> _Instructions for the task_: Print each line exactly as it is given.

> _Raw records_:
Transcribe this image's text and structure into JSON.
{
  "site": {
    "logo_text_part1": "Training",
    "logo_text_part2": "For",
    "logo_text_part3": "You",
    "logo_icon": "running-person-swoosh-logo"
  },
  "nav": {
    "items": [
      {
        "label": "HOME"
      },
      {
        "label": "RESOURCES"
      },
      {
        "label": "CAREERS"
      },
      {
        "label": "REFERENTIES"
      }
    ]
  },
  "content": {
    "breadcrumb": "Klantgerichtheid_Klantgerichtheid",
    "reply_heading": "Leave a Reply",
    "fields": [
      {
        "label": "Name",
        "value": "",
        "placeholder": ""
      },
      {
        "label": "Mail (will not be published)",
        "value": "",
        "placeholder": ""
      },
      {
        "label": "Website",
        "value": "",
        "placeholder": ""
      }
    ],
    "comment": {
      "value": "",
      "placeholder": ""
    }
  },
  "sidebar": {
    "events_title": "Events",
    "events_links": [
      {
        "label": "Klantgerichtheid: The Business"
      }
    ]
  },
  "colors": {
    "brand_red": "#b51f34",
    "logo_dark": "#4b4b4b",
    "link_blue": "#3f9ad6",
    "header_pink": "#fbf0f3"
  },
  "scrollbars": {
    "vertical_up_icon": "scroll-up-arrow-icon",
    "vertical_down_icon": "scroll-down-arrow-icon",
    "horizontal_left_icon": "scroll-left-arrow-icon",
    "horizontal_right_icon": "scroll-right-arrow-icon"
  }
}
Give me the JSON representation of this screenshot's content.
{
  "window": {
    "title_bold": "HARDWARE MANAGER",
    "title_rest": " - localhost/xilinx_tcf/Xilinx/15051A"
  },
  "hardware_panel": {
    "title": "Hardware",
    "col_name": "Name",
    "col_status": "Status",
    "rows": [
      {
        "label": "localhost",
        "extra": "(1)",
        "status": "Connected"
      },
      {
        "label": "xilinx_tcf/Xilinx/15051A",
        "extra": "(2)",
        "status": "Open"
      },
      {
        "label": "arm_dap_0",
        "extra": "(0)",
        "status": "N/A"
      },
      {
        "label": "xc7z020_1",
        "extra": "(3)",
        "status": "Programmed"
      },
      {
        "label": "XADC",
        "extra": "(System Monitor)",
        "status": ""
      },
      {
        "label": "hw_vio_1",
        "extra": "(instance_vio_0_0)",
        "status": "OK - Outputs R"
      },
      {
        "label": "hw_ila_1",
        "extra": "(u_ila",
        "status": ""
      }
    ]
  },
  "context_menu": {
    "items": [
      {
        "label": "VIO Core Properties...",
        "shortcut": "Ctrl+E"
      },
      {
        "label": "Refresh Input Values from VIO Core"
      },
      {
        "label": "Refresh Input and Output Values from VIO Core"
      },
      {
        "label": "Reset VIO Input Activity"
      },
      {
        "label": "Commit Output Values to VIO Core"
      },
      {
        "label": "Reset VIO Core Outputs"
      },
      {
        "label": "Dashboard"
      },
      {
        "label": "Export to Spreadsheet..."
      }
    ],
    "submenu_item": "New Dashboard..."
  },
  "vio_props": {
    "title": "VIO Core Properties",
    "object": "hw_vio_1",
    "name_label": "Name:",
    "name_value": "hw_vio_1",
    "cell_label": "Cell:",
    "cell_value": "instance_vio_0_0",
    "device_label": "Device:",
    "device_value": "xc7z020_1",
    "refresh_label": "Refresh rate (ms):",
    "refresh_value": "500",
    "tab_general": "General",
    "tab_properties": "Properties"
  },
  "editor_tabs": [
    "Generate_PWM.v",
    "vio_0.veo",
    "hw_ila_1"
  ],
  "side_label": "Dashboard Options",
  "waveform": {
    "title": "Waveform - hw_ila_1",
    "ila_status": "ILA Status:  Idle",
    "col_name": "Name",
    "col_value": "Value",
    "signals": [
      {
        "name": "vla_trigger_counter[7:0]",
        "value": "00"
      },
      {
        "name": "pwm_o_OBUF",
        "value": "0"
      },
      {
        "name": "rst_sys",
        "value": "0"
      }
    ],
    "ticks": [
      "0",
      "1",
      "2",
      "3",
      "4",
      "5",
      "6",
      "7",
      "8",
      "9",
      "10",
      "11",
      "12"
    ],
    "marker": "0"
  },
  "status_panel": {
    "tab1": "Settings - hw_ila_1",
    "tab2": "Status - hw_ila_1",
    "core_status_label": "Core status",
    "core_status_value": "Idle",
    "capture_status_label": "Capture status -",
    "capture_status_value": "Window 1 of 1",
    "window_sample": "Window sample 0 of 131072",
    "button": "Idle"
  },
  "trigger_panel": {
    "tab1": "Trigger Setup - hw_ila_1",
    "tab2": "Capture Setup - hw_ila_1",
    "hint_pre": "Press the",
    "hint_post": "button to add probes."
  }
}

> _Exercise result_:
Transcribe this image's text and structure into JSON.
{
  "site": {
    "logo_text_part1": "Training",
    "logo_text_part2": "For",
    "logo_text_part3": "You",
    "logo_icon": "running-person-swoosh-logo"
  },
  "nav": {
    "items": [
      {
        "label": "HOME"
      },
      {
        "label": "RESOURCES"
      },
      {
        "label": "CAREERS"
      },
      {
        "label": "REFERENTIES"
      }
    ]
  },
  "content": {
    "breadcrumb": "Klantgerichtheid_Klantgerichtheid",
    "reply_heading": "Leave a Reply",
    "fields": [
      {
        "label": "Name",
        "value": "",
        "placeholder": ""
      },
      {
        "label": "Mail (will not be published)",
        "value": "",
        "placeholder": ""
      },
      {
        "label": "Website",
        "value": "",
        "placeholder": ""
      }
    ],
    "comment": {
      "value": "",
      "placeholder": ""
    }
  },
  "sidebar": {
    "events_title": "Events",
    "events_links": [
      {
        "label": "Klantgerichtheid: The Business"
      }
    ]
  },
  "colors": {
    "brand_red": "#b51f34",
    "logo_dark": "#4b4b4b",
    "link_blue": "#3f9ad6",
    "header_pink": "#fbf0f3"
  },
  "scrollbars": {
    "vertical_up_icon": "scroll-up-arrow-icon",
    "vertical_down_icon": "scroll-down-arrow-icon",
    "horizontal_left_icon": "scroll-left-arrow-icon",
    "horizontal_right_icon": "scroll-right-arrow-icon"
  }
}
Give me the JSON representation of this screenshot's content.
{
  "window": {
    "title_bold": "HARDWARE MANAGER",
    "title_rest": " - localhost/xilinx_tcf/Xilinx/15051A"
  },
  "hardware_panel": {
    "title": "Hardware",
    "col_name": "Name",
    "col_status": "Status",
    "rows": [
      {
        "label": "localhost",
        "extra": "(1)",
        "status": "Connected"
      },
      {
        "label": "xilinx_tcf/Xilinx/15051A",
        "extra": "(2)",
        "status": "Open"
      },
      {
        "label": "arm_dap_0",
        "extra": "(0)",
        "status": "N/A"
      },
      {
        "label": "xc7z020_1",
        "extra": "(3)",
        "status": "Programmed"
      },
      {
        "label": "XADC",
        "extra": "(System Monitor)",
        "status": ""
      },
      {
        "label": "hw_vio_1",
        "extra": "(instance_vio_0_0)",
        "status": "OK - Outputs R"
      },
      {
        "label": "hw_ila_1",
        "extra": "(u_ila",
        "status": ""
      }
    ]
  },
  "context_menu": {
    "items": [
      {
        "label": "VIO Core Properties...",
        "shortcut": "Ctrl+E"
      },
      {
        "label": "Refresh Input Values from VIO Core"
      },
      {
        "label": "Refresh Input and Output Values from VIO Core"
      },
      {
        "label": "Reset VIO Input Activity"
      },
      {
        "label": "Commit Output Values to VIO Core"
      },
      {
        "label": "Reset VIO Core Outputs"
      },
      {
        "label": "Dashboard"
      },
      {
        "label": "Export to Spreadsheet..."
      }
    ],
    "submenu_item": "New Dashboard..."
  },
  "vio_props": {
    "title": "VIO Core Properties",
    "object": "hw_vio_1",
    "name_label": "Name:",
    "name_value": "hw_vio_1",
    "cell_label": "Cell:",
    "cell_value": "instance_vio_0_0",
    "device_label": "Device:",
    "device_value": "xc7z020_1",
    "refresh_label": "Refresh rate (ms):",
    "refresh_value": "500",
    "tab_general": "General",
    "tab_properties": "Properties"
  },
  "editor_tabs": [
    "Generate_PWM.v",
    "vio_0.veo",
    "hw_ila_1"
  ],
  "side_label": "Dashboard Options",
  "waveform": {
    "title": "Waveform - hw_ila_1",
    "ila_status": "ILA Status:  Idle",
    "col_name": "Name",
    "col_value": "Value",
    "signals": [
      {
        "name": "vla_trigger_counter[7:0]",
        "value": "00"
      },
      {
        "name": "pwm_o_OBUF",
        "value": "0"
      },
      {
        "name": "rst_sys",
        "value": "0"
      }
    ],
    "ticks": [
      "0",
      "1",
      "2",
      "3",
      "4",
      "5",
      "6",
      "7",
      "8",
      "9",
      "10",
      "11",
      "12"
    ],
    "marker": "0"
  },
  "status_panel": {
    "tab1": "Settings - hw_ila_1",
    "tab2": "Status - hw_ila_1",
    "core_status_label": "Core status",
    "core_status_value": "Idle",
    "capture_status_label": "Capture status -",
    "capture_status_value": "Window 1 of 1",
    "window_sample": "Window sample 0 of 131072",
    "button": "Idle"
  },
  "trigger_panel": {
    "tab1": "Trigger Setup - hw_ila_1",
    "tab2": "Capture Setup - hw_ila_1",
    "hint_pre": "Press the",
    "hint_post": "button to add probes."
  }
}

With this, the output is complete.